▶ [TASK INSTRUCTIONS] In the MedlinePlus text, write out the passage starting at "MedlinePlus is an" and ending at "free to users.", changing "NLM" to "National Library" each time it appears.

▶ [SELECTED EXTRACT]
..........

Online information service produced by the US National Library of Medicine

MedlinePlus is an online information service produced by the United States National Library of Medicine. The service provides curated consumer health information in English and Spanish with select content in additional languages.
The site brings together information from the National Library of Medicine (NLM), the National Institutes of Health (NIH), other U.S. government agencies, and health-related organizations. There is also a site optimized for display on mobile devices, in both English and Spanish. In 2015, about 400 million people from around the world used MedlinePlus. The service is funded by the NLM and is free to users.

MedlinePlus provides encyclopedic information on health and drug issues, and provides a directory of medical services. MedlinePlus Connect links patients or providers in electronic health record (EHR) systems to related MedlinePlus information on conditions or medications.

PubMed Health was another NLM site that offered consumer health information, in addition to information for health professionals. However, "PubMed Health, a portal for systematic reviews as well as consumer health information, was discontinued on October 31, 2018. The same or similar content is being provided through other NLM resources, namely PubMed and Bookshelf (for systematic review content), and MedlinePlus (for consumer health information)."

..........

▶ [DATA SECTION]
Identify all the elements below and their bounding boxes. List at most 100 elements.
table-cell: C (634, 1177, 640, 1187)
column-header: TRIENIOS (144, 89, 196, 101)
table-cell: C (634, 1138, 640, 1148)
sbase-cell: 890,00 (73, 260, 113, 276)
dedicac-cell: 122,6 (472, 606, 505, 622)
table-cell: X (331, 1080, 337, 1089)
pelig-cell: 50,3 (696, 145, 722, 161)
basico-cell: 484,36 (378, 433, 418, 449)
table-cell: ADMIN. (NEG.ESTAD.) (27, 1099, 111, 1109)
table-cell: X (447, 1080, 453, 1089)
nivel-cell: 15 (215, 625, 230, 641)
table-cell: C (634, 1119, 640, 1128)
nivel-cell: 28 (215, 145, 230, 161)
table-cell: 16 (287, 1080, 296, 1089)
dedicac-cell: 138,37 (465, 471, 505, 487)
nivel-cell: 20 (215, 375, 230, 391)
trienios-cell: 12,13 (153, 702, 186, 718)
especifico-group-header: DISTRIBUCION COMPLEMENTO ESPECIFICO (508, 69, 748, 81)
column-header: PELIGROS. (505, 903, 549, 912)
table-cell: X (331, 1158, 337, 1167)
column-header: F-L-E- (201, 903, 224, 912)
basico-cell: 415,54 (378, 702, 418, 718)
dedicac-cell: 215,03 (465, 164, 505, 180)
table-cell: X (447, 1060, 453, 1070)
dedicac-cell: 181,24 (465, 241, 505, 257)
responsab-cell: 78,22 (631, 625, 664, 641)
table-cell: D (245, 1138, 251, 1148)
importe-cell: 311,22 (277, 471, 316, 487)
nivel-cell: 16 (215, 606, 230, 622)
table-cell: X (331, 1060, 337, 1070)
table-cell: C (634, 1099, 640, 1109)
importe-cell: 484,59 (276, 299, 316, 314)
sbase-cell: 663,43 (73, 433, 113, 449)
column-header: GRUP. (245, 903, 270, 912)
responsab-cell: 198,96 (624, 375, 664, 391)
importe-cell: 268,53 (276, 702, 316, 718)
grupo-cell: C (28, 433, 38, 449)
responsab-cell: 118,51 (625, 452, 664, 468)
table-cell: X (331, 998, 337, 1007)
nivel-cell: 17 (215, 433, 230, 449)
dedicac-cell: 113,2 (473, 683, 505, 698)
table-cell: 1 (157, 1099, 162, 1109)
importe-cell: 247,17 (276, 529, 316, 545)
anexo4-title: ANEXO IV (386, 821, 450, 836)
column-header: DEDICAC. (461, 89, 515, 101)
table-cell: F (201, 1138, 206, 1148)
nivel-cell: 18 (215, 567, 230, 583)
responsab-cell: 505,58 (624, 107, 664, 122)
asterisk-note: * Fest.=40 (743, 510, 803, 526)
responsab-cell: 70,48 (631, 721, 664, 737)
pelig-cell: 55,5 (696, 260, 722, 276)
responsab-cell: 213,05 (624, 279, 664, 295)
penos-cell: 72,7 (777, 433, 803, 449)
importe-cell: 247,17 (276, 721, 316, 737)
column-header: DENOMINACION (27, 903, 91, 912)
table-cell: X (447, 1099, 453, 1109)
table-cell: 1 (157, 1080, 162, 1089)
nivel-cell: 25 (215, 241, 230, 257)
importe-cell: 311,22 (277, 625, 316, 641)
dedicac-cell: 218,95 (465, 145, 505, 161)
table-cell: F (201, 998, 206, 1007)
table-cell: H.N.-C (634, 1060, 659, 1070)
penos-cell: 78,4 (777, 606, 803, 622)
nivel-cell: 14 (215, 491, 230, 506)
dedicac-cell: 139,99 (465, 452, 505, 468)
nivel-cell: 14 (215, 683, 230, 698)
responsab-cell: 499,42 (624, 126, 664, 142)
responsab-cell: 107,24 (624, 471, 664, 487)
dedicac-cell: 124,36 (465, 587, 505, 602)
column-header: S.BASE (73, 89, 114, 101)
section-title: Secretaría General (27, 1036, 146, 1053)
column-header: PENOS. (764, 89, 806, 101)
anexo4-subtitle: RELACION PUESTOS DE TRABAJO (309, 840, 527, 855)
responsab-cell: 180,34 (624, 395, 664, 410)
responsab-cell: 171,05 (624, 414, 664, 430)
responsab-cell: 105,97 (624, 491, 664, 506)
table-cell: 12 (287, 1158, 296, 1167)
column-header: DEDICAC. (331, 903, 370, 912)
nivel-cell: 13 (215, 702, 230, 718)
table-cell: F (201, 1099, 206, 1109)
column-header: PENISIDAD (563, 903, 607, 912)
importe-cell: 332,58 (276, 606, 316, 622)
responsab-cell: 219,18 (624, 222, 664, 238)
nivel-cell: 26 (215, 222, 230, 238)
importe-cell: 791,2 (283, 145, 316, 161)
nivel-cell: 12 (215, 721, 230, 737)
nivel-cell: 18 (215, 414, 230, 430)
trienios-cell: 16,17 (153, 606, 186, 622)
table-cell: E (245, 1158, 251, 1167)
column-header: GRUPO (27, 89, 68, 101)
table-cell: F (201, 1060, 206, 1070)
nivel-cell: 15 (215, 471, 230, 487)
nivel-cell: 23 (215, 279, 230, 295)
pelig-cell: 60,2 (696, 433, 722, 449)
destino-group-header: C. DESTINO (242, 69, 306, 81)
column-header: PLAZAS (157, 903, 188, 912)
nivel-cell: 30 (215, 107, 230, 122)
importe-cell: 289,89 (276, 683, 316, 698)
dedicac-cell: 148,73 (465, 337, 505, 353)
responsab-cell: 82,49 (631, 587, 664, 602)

..........

▶ [EXERCISE OUTPUT]
MedlinePlus is an online information service produced by the United States National Library of Medicine. The service provides curated consumer health information in English and Spanish with select content in additional languages.
The site brings together information from the National Library of Medicine (National Library), the National Institutes of Health (NIH), other U.S. government agencies, and health-related organizations. There is also a site optimized for display on mobile devices, in both English and Spanish. In 2015, about 400 million people from around the world used MedlinePlus. The service is funded by the National Library and is free to users.